BEGIN Entries shown

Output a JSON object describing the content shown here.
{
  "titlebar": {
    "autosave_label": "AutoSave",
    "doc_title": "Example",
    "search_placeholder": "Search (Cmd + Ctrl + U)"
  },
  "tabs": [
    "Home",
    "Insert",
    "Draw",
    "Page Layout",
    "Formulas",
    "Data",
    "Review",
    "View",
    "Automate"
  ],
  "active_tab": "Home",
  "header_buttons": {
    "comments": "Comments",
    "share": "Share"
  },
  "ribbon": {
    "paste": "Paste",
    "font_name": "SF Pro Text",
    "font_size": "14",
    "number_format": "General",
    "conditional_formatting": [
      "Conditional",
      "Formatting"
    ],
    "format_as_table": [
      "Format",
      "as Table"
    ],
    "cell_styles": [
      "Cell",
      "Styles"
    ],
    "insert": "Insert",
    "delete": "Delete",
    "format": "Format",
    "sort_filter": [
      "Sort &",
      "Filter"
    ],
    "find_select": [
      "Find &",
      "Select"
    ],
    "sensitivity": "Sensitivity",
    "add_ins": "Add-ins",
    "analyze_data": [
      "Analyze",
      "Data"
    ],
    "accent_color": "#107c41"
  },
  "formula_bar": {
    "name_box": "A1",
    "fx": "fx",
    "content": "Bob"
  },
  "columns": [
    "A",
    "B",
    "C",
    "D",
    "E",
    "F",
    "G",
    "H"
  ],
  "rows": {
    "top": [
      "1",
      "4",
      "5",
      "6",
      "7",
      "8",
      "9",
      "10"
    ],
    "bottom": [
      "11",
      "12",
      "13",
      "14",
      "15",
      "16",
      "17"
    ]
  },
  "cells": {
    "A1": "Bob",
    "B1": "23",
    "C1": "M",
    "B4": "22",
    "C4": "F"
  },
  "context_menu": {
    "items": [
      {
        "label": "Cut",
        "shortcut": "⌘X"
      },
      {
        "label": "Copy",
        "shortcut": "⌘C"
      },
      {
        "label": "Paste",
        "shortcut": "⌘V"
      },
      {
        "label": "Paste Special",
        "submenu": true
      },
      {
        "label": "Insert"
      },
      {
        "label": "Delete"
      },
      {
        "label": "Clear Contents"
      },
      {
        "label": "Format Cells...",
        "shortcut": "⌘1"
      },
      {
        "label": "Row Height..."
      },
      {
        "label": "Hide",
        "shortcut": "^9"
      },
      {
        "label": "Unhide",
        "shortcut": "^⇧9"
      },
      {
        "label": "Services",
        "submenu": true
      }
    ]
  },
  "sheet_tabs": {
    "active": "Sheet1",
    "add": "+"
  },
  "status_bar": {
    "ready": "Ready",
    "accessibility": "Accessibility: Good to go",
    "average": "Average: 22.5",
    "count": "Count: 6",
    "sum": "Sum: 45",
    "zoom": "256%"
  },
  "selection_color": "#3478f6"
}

END Entries shown

## [Exercise]
Output the entries above exactly, please, with nothing dropped.

## [Exercise output]
Output a JSON object describing the content shown here.
{
  "titlebar": {
    "autosave_label": "AutoSave",
    "doc_title": "Example",
    "search_placeholder": "Search (Cmd + Ctrl + U)"
  },
  "tabs": [
    "Home",
    "Insert",
    "Draw",
    "Page Layout",
    "Formulas",
    "Data",
    "Review",
    "View",
    "Automate"
  ],
  "active_tab": "Home",
  "header_buttons": {
    "comments": "Comments",
    "share": "Share"
  },
  "ribbon": {
    "paste": "Paste",
    "font_name": "SF Pro Text",
    "font_size": "14",
    "number_format": "General",
    "conditional_formatting": [
      "Conditional",
      "Formatting"
    ],
    "format_as_table": [
      "Format",
      "as Table"
    ],
    "cell_styles": [
      "Cell",
      "Styles"
    ],
    "insert": "Insert",
    "delete": "Delete",
    "format": "Format",
    "sort_filter": [
      "Sort &",
      "Filter"
    ],
    "find_select": [
      "Find &",
      "Select"
    ],
    "sensitivity": "Sensitivity",
    "add_ins": "Add-ins",
    "analyze_data": [
      "Analyze",
      "Data"
    ],
    "accent_color": "#107c41"
  },
  "formula_bar": {
    "name_box": "A1",
    "fx": "fx",
    "content": "Bob"
  },
  "columns": [
    "A",
    "B",
    "C",
    "D",
    "E",
    "F",
    "G",
    "H"
  ],
  "rows": {
    "top": [
      "1",
      "4",
      "5",
      "6",
      "7",
      "8",
      "9",
      "10"
    ],
    "bottom": [
      "11",
      "12",
      "13",
      "14",
      "15",
      "16",
      "17"
    ]
  },
  "cells": {
    "A1": "Bob",
    "B1": "23",
    "C1": "M",
    "B4": "22",
    "C4": "F"
  },
  "context_menu": {
    "items": [
      {
        "label": "Cut",
        "shortcut": "⌘X"
      },
      {
        "label": "Copy",
        "shortcut": "⌘C"
      },
      {
        "label": "Paste",
        "shortcut": "⌘V"
      },
      {
        "label": "Paste Special",
        "submenu": true
      },
      {
        "label": "Insert"
      },
      {
        "label": "Delete"
      },
      {
        "label": "Clear Contents"
      },
      {
        "label": "Format Cells...",
        "shortcut": "⌘1"
      },
      {
        "label": "Row Height..."
      },
      {
        "label": "Hide",
        "shortcut": "^9"
      },
      {
        "label": "Unhide",
        "shortcut": "^⇧9"
      },
      {
        "label": "Services",
        "submenu": true
      }
    ]
  },
  "sheet_tabs": {
    "active": "Sheet1",
    "add": "+"
  },
  "status_bar": {
    "ready": "Ready",
    "accessibility": "Accessibility: Good to go",
    "average": "Average: 22.5",
    "count": "Count: 6",
    "sum": "Sum: 45",
    "zoom": "256%"
  },
  "selection_color": "#3478f6"
}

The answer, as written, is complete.